## TASK DESCRIPTION:
Please reproduce every line of the material below verbatim, leaving out the pictures.

Dataset entries:
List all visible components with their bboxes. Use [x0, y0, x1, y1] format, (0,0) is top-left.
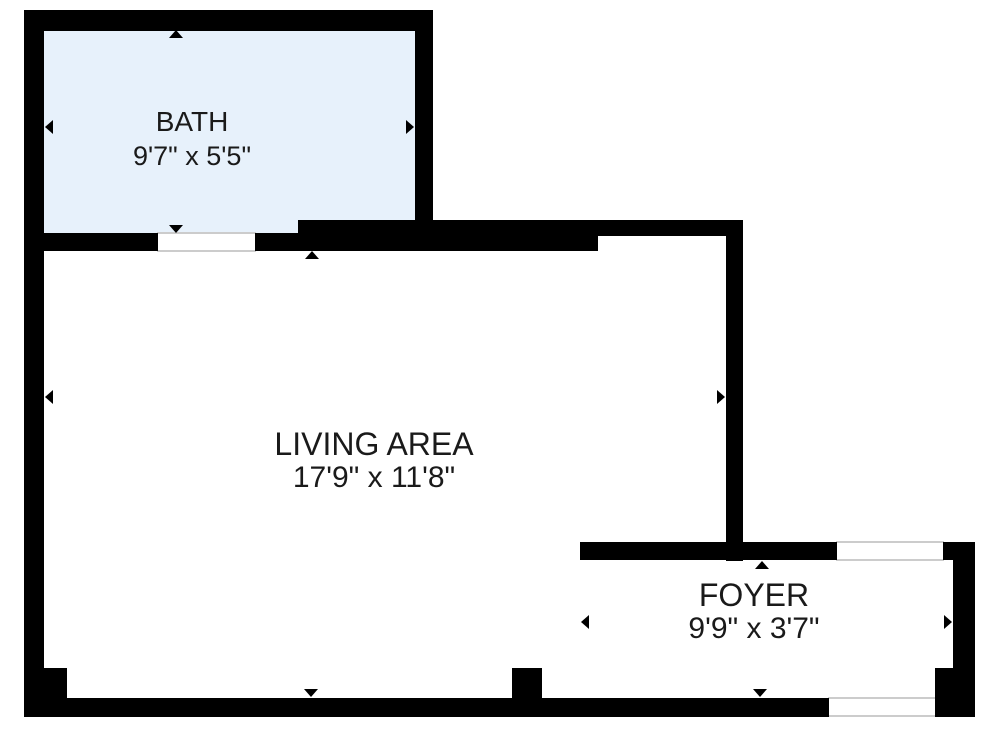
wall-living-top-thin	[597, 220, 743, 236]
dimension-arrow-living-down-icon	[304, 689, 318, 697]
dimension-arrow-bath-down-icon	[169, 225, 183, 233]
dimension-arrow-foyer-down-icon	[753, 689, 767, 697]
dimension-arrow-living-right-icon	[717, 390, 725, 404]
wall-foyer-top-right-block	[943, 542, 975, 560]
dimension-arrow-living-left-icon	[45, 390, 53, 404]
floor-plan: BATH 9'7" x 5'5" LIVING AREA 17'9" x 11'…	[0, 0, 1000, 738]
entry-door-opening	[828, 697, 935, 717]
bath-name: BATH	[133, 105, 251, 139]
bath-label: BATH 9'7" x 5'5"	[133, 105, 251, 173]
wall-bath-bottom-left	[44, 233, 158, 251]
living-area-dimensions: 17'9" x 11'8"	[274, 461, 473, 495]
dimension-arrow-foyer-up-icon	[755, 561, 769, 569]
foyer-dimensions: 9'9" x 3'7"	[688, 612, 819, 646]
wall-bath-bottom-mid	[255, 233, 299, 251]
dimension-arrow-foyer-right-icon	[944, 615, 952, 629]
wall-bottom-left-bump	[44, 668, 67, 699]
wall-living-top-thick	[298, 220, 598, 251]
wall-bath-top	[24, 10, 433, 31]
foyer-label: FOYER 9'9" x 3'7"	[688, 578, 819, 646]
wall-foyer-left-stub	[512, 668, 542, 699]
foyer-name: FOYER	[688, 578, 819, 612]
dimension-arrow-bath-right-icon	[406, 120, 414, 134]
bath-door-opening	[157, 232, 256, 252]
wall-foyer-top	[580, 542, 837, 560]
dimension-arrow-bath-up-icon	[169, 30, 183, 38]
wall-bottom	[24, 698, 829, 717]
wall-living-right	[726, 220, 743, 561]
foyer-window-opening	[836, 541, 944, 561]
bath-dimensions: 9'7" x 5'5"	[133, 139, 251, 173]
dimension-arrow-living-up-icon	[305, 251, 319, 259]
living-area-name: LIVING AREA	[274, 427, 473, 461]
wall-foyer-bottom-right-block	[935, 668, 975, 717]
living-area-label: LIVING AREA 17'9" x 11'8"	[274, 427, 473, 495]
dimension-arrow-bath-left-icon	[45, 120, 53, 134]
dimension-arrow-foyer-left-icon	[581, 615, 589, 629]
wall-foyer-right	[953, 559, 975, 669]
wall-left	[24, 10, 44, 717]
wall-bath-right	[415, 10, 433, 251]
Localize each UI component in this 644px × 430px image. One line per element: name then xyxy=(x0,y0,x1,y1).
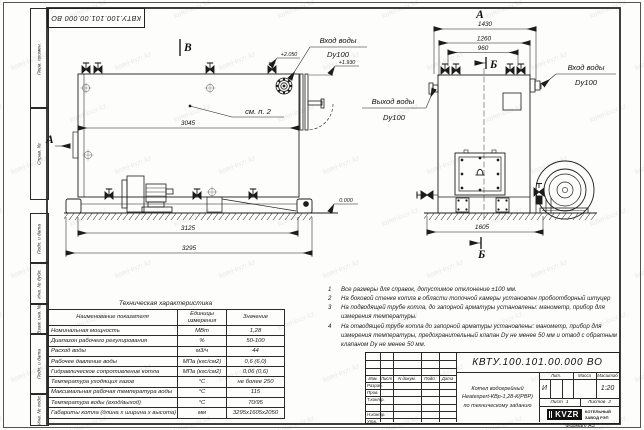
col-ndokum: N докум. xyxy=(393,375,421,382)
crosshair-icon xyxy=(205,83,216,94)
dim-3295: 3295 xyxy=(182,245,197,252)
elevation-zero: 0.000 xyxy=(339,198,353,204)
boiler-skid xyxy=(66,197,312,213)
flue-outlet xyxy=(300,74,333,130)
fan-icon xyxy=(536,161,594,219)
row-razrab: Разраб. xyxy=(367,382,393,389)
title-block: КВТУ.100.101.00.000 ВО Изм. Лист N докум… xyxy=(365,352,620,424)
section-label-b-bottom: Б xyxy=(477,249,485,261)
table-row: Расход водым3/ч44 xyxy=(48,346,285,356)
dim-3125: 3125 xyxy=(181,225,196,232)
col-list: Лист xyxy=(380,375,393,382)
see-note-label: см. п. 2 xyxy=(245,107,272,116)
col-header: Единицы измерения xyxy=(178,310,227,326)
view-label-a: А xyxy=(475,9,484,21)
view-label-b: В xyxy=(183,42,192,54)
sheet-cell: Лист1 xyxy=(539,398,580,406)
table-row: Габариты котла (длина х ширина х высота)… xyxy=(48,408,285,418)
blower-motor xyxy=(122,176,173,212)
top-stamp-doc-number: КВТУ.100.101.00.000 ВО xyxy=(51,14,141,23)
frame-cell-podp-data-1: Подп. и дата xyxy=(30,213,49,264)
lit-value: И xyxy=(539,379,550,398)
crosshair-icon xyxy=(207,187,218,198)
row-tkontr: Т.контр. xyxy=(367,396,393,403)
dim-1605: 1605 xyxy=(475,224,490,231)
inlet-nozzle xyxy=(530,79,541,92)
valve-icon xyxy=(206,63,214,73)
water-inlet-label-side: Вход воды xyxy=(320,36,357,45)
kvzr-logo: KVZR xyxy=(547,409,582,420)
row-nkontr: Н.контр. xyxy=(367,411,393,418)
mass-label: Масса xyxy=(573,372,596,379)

## ANSWER TO THIS TASK:
List all visible components with their bboxes. Use [x0, y0, x1, y1] format, (0,0) is top-left.
wall-living-top-thin	[597, 220, 743, 236]
dimension-arrow-living-down-icon	[304, 689, 318, 697]
dimension-arrow-bath-down-icon	[169, 225, 183, 233]
dimension-arrow-foyer-down-icon	[753, 689, 767, 697]
dimension-arrow-living-right-icon	[717, 390, 725, 404]
wall-foyer-top-right-block	[943, 542, 975, 560]
dimension-arrow-living-left-icon	[45, 390, 53, 404]
floor-plan: BATH 9'7" x 5'5" LIVING AREA 17'9" x 11'…	[0, 0, 1000, 738]
entry-door-opening	[828, 697, 935, 717]
bath-name: BATH	[133, 105, 251, 139]
bath-label: BATH 9'7" x 5'5"	[133, 105, 251, 173]
wall-bath-bottom-left	[44, 233, 158, 251]
living-area-dimensions: 17'9" x 11'8"	[274, 461, 473, 495]
dimension-arrow-foyer-up-icon	[755, 561, 769, 569]
foyer-dimensions: 9'9" x 3'7"	[688, 612, 819, 646]
wall-bath-bottom-mid	[255, 233, 299, 251]
dimension-arrow-foyer-right-icon	[944, 615, 952, 629]
wall-bottom-left-bump	[44, 668, 67, 699]
wall-living-top-thick	[298, 220, 598, 251]
wall-bath-top	[24, 10, 433, 31]
foyer-label: FOYER 9'9" x 3'7"	[688, 578, 819, 646]
wall-foyer-left-stub	[512, 668, 542, 699]
foyer-name: FOYER	[688, 578, 819, 612]
dimension-arrow-bath-right-icon	[406, 120, 414, 134]
bath-door-opening	[157, 232, 256, 252]
wall-foyer-top	[580, 542, 837, 560]
dimension-arrow-bath-up-icon	[169, 30, 183, 38]
wall-bottom	[24, 698, 829, 717]
wall-living-right	[726, 220, 743, 561]
foyer-window-opening	[836, 541, 944, 561]
bath-dimensions: 9'7" x 5'5"	[133, 139, 251, 173]
dimension-arrow-living-up-icon	[305, 251, 319, 259]
living-area-name: LIVING AREA	[274, 427, 473, 461]
wall-foyer-bottom-right-block	[935, 668, 975, 717]
living-area-label: LIVING AREA 17'9" x 11'8"	[274, 427, 473, 495]
dimension-arrow-bath-left-icon	[45, 120, 53, 134]
dimension-arrow-foyer-left-icon	[581, 615, 589, 629]
wall-foyer-right	[953, 559, 975, 669]
wall-left	[24, 10, 44, 717]
wall-bath-right	[415, 10, 433, 251]
Localize each UI component in this 644px × 430px image. One line per element: name then xyxy=(x0,y0,x1,y1).
col-ndokum: N докум. xyxy=(393,375,421,382)
crosshair-icon xyxy=(205,83,216,94)
dim-3295: 3295 xyxy=(182,245,197,252)
elevation-zero: 0.000 xyxy=(339,198,353,204)
boiler-skid xyxy=(66,197,312,213)
flue-outlet xyxy=(300,74,333,130)
fan-icon xyxy=(536,161,594,219)
row-razrab: Разраб. xyxy=(367,382,393,389)
title-block: КВТУ.100.101.00.000 ВО Изм. Лист N докум… xyxy=(365,352,620,424)
section-label-b-bottom: Б xyxy=(477,249,485,261)
table-row: Расход водым3/ч44 xyxy=(48,346,285,356)
dim-3125: 3125 xyxy=(181,225,196,232)
col-list: Лист xyxy=(380,375,393,382)
see-note-label: см. п. 2 xyxy=(245,107,272,116)
col-header: Единицы измерения xyxy=(178,310,227,326)
view-label-a: А xyxy=(475,9,484,21)
view-label-b: В xyxy=(183,42,192,54)
sheet-cell: Лист1 xyxy=(539,398,580,406)
table-row: Габариты котла (длина х ширина х высота)… xyxy=(48,408,285,418)
blower-motor xyxy=(122,176,173,212)
top-stamp-doc-number: КВТУ.100.101.00.000 ВО xyxy=(51,14,141,23)
frame-cell-podp-data-1: Подп. и дата xyxy=(30,213,49,264)
lit-value: И xyxy=(539,379,550,398)
crosshair-icon xyxy=(207,187,218,198)
row-tkontr: Т.контр. xyxy=(367,396,393,403)
dim-1605: 1605 xyxy=(475,224,490,231)
inlet-nozzle xyxy=(530,79,541,92)
valve-icon xyxy=(206,63,214,73)
water-inlet-label-side: Вход воды xyxy=(320,36,357,45)
kvzr-logo: KVZR xyxy=(547,409,582,420)
row-nkontr: Н.контр. xyxy=(367,411,393,418)
mass-label: Масса xyxy=(573,372,596,379)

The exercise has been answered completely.